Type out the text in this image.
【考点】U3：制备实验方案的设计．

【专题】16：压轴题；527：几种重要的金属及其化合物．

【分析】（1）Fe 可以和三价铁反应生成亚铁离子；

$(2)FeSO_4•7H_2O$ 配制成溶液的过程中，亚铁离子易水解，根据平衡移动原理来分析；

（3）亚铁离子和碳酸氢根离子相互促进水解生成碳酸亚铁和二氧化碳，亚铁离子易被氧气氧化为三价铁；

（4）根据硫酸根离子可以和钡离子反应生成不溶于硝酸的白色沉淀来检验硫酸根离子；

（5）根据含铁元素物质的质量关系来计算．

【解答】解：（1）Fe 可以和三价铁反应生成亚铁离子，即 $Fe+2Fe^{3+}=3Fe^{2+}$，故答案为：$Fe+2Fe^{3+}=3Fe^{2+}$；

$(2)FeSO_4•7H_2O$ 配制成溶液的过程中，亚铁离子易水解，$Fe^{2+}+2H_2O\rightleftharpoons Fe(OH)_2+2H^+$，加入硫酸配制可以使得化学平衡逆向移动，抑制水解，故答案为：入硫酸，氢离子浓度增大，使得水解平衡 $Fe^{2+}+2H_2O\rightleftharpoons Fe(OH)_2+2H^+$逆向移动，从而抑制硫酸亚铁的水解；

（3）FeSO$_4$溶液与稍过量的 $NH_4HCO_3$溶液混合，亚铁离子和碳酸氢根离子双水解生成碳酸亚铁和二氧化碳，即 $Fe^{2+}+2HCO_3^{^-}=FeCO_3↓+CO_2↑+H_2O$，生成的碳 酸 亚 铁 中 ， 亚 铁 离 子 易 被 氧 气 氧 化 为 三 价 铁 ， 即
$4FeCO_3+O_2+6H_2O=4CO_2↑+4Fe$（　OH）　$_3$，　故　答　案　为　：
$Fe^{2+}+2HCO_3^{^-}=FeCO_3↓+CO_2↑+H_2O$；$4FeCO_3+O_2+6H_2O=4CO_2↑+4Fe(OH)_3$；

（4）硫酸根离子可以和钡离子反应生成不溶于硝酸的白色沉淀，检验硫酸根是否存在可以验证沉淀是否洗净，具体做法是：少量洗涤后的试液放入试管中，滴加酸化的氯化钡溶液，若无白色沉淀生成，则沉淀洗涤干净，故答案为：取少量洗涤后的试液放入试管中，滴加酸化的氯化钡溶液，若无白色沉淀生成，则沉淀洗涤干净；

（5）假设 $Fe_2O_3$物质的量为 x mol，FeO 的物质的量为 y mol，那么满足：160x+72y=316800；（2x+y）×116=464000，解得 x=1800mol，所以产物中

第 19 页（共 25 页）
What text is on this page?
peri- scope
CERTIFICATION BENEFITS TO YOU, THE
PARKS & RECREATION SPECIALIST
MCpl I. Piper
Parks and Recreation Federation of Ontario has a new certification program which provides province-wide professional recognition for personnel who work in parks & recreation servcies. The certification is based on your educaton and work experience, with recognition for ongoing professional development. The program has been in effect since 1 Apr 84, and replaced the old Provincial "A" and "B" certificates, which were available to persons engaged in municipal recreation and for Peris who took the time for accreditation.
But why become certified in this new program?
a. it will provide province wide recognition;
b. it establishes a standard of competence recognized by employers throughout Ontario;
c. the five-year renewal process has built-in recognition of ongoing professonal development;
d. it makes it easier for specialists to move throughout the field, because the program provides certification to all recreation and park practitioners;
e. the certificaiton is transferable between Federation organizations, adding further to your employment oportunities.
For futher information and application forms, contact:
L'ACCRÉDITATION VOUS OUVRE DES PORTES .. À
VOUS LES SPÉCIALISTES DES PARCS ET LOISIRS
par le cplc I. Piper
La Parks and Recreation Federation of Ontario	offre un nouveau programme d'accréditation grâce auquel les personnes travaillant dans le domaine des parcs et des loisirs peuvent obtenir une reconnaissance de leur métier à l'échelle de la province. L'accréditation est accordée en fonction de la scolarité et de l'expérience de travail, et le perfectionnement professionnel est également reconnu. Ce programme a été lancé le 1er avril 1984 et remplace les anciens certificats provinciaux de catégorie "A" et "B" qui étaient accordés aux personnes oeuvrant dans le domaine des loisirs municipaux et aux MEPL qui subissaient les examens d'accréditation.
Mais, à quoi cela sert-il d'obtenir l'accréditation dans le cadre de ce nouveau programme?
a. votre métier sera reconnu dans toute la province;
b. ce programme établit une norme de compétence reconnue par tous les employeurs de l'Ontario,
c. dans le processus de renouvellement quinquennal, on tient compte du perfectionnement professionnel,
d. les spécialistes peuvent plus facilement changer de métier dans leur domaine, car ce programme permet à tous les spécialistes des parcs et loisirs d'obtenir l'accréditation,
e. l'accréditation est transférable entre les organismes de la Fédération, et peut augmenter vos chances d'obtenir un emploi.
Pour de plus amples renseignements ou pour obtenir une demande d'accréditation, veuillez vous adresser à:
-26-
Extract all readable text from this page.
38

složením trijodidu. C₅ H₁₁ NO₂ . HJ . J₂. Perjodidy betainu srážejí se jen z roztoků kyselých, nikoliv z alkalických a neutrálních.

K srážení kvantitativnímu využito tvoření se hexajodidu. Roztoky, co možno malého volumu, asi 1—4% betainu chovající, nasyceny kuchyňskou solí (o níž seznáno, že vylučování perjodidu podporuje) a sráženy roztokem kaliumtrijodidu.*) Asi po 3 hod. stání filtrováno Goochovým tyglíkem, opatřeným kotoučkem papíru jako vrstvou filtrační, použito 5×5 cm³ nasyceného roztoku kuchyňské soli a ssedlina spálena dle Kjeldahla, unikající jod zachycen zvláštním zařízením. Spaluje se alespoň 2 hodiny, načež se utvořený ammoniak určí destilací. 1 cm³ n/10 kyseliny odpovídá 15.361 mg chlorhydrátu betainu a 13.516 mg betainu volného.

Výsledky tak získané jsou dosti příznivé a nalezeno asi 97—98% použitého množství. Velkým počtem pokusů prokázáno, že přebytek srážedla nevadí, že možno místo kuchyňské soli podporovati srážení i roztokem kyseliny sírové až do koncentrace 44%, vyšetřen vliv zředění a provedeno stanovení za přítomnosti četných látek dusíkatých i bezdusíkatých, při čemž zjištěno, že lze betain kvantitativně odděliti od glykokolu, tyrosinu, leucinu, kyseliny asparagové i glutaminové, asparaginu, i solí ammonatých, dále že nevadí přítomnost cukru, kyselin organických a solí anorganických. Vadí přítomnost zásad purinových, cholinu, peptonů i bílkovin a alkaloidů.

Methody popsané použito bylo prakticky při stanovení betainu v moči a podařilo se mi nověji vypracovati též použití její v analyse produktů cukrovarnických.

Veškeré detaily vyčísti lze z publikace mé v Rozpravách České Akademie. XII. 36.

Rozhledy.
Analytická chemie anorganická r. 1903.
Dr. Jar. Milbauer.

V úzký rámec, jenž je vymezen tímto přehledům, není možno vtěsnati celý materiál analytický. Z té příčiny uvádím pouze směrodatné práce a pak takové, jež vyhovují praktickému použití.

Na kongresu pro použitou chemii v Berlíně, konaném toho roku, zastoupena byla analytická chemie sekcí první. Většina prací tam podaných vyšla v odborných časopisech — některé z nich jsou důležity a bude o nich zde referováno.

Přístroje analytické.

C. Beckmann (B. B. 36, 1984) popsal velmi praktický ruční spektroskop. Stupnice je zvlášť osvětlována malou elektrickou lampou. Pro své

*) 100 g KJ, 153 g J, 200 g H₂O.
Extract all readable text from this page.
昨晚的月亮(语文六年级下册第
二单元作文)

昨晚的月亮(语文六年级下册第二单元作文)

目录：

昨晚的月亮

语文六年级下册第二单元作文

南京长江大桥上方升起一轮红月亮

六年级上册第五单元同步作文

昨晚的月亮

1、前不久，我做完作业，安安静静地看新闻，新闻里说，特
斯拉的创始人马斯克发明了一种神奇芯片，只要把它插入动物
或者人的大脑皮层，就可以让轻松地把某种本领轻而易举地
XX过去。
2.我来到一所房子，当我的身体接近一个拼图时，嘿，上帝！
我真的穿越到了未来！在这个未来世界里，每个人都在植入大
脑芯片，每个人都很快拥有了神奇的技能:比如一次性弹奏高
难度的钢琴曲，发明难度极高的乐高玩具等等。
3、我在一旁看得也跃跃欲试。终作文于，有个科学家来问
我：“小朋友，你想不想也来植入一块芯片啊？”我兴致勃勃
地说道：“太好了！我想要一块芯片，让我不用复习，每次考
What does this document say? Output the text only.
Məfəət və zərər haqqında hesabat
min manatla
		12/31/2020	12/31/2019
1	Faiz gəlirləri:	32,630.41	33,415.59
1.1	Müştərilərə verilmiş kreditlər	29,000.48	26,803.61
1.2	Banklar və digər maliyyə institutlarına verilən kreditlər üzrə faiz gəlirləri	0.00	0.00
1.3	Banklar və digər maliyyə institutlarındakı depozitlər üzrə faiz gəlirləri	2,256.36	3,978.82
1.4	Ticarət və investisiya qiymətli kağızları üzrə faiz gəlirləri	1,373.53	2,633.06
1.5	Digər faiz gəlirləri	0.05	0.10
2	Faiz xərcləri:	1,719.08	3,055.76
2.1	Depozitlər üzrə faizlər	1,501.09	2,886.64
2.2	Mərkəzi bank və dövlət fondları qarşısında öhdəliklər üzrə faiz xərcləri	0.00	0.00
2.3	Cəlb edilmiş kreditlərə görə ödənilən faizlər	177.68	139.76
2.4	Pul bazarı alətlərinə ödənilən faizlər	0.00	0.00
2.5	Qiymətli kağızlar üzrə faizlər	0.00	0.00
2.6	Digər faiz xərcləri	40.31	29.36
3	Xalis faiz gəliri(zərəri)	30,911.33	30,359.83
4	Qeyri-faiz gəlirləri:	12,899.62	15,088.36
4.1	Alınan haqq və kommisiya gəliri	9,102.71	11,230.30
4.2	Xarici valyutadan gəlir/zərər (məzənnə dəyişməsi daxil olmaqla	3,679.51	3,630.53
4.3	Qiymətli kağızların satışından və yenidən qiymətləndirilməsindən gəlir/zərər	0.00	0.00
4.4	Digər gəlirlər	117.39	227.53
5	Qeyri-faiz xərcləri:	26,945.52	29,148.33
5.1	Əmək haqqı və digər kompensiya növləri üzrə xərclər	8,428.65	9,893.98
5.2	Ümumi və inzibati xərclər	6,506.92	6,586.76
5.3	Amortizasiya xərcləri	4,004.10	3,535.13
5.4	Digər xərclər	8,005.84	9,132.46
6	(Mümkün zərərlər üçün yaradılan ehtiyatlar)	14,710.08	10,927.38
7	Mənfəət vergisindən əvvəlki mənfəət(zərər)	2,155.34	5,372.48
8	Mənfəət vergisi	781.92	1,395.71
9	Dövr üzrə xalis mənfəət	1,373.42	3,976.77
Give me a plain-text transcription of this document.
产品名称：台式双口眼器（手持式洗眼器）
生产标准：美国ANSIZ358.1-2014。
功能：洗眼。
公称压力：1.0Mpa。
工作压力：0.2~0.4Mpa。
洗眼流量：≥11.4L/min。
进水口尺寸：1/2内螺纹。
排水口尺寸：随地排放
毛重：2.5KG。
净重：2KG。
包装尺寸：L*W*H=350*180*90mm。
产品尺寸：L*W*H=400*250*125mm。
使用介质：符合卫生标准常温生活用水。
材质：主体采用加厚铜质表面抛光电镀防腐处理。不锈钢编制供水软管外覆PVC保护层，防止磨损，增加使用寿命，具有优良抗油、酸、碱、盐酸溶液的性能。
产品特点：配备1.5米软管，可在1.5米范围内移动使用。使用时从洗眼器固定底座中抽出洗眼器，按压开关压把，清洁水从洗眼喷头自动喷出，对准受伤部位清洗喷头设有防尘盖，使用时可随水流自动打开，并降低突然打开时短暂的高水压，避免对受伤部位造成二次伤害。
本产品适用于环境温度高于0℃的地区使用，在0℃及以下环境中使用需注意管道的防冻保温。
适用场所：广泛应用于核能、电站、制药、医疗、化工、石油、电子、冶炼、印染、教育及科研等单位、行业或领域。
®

:::

▶ _GIVEN TASK_:
Find the word "Banklar" in the entries, and copy every line it shows up in.

▶ _RESPONSE_:
1.2	Banklar və digər maliyyə institutlarına verilən kreditlər üzrə faiz gəlirləri	0.00	0.00
1.3	Banklar və digər maliyyə institutlarındakı depozitlər üzrə faiz gəlirləri	2,256.36	3,978.82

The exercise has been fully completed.